** Opening Text passage block **

Likewise, there is considerable evidence that 'contingent valuation' measures of the value that people place on environmental amenities display a variety of undesirable properties, such as scope insensitivity (in which environmental amenities of vastly different scales are valued similarly). Again, a ranking task can provide a superior measure of environmental value or damage. Thus, for example, although people might state about the same willingness to pay to clean up a single polluted lake or to clean up all the lakes in a state, they will rank the pollution of a single lake as less severe than some third environmental problem, and rank the pollution of multiple lakes as worse than the third problem (Fischhoff et al., 1993). It would be easy to design a tool to evaluate the severity of environmental problems, much as we have done for health problems, by having people position their severity relative to a graded list of environmental problems ranging from the most trivial (e.g., debris in a city park) to the most momentous (e.g., the destruction of an ecosystem).
Further research is necessary to determine whether this approach translates successfully to these issues. If so, the benefits of the methodology may go beyond simply showing that the discrepancy between the patient and nonpatients evaluations of the QoL of patients is not due to scale recalibration.
Acknowledgements
The authors thank the staff at the Center for Behavioral and Decision Sciences in Medicine for research and administrative assistance. This work was funded by RO1 HD40789-01, RO1 CA87595-01A1, and RO1 HD38963-02. Heather Lacey was supported by a HSR&D post-doctoral fellowship from the Department of Veterans Affairs. Angela Fagerlin and Dylan M. Smith received support from MREP early career development awards from the Department of Veterans Affairs.
Appendix
Lung Disease Scenario
Please consider the following condition: Having a lung condition that causes you to become short of breath after walking briskly for 2 blocks or walking up one flight of stairs.
Diabetes Scenario
Please consider the following condition: Having Diabetes that requires you to check your blood sugar level by sticking your finger with a small needle several times a day, and requires you to use a syringe to give yourself insulin shots in the abdomen three times a day. Imagine that you have no complications of your diabetes. That means your diabetes has not caused problems with your eyes, heart, kidneys, blood vessels, or nerves.
Footnotes
An additional 175 participants indicated experience with both lung disease and diabetes and were not included in analyses reported here.

** Closing Text passage block **
** Opening Given records block **

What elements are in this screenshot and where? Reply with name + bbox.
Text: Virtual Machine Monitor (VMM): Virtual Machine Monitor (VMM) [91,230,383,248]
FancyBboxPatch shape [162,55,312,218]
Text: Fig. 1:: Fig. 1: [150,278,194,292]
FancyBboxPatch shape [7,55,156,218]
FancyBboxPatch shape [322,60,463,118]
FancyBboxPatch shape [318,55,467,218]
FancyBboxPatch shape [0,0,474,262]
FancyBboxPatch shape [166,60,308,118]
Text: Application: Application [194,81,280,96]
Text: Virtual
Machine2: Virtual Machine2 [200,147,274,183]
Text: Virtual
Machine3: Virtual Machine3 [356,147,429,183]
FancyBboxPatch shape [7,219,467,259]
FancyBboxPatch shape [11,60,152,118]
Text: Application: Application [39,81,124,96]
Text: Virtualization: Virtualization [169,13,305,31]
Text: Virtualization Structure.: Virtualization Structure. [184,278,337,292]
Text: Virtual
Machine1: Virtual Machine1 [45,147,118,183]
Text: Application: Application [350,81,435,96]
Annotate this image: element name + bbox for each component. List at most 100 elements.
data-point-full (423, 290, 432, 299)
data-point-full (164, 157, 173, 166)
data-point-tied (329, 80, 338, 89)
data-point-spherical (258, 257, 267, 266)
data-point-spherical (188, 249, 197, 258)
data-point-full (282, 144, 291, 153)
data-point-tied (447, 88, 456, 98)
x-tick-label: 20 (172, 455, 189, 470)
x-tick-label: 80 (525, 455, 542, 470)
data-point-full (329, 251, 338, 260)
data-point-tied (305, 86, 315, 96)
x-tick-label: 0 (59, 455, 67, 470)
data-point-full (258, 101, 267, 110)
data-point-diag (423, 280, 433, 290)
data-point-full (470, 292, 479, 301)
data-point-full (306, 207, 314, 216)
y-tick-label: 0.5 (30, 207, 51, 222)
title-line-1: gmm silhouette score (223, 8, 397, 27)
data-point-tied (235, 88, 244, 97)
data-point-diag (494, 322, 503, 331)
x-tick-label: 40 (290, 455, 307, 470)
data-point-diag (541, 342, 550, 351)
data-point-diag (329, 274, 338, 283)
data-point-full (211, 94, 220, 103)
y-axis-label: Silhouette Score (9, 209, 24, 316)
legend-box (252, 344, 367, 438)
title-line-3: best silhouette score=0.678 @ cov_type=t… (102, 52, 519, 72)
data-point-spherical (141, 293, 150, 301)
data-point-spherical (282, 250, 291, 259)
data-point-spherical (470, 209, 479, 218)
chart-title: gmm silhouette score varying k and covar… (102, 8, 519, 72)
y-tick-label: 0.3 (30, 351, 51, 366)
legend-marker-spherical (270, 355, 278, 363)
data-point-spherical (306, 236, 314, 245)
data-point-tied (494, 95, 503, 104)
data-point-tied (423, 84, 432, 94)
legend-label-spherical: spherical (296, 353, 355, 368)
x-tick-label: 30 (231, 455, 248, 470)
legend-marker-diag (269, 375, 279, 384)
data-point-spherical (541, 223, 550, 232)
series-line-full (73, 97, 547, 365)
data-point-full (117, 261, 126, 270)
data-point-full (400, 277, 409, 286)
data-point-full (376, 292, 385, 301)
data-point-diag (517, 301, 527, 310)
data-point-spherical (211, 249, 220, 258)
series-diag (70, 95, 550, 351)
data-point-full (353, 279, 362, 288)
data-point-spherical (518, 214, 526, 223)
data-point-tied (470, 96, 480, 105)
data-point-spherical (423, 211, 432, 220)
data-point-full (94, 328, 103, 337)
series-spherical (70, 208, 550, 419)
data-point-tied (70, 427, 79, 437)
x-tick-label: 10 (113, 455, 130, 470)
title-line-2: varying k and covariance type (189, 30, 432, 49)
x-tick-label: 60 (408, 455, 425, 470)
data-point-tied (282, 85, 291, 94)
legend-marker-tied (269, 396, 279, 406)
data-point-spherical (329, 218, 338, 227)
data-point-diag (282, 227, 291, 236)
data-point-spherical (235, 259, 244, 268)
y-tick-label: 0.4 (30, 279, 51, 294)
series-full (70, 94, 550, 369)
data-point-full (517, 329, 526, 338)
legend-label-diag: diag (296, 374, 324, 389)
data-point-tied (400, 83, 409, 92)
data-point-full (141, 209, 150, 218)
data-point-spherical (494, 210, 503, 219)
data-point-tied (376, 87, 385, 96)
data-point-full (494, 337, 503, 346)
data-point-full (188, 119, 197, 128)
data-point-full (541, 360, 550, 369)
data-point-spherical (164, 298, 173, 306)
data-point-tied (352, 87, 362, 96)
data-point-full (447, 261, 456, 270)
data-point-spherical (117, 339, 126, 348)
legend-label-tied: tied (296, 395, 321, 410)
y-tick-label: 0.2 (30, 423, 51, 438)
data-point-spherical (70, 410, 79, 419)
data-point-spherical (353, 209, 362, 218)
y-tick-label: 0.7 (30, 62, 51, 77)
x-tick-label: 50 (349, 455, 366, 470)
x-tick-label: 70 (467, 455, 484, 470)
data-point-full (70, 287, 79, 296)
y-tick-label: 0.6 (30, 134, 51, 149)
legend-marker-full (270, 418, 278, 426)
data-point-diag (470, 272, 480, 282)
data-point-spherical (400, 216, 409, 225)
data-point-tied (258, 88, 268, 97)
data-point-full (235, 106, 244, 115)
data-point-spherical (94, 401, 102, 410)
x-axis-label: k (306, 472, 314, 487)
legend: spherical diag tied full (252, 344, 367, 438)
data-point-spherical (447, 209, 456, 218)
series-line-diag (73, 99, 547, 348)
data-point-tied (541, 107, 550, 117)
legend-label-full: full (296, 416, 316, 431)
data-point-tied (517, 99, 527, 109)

** Closing Given records block **

Assigned task 1 → Please quote the stretch of the research excerpt from "Acknowledgements" through "flight of stairs.".
Assigned task 2 → In the research excerpt, how many times a day does the diabetes scenario say the insulin shots are given?

Expected output 1 →
Acknowledgements
The authors thank the staff at the Center for Behavioral and Decision Sciences in Medicine for research and administrative assistance. This work was funded by RO1 HD40789-01, RO1 CA87595-01A1, and RO1 HD38963-02. Heather Lacey was supported by a HSR&D post-doctoral fellowship from the Department of Veterans Affairs. Angela Fagerlin and Dylan M. Smith received support from MREP early career development awards from the Department of Veterans Affairs.
Appendix
Lung Disease Scenario
Please consider the following condition: Having a lung condition that causes you to become short of breath after walking briskly for 2 blocks or walking up one flight of stairs.

Expected output 2 → Three times a day.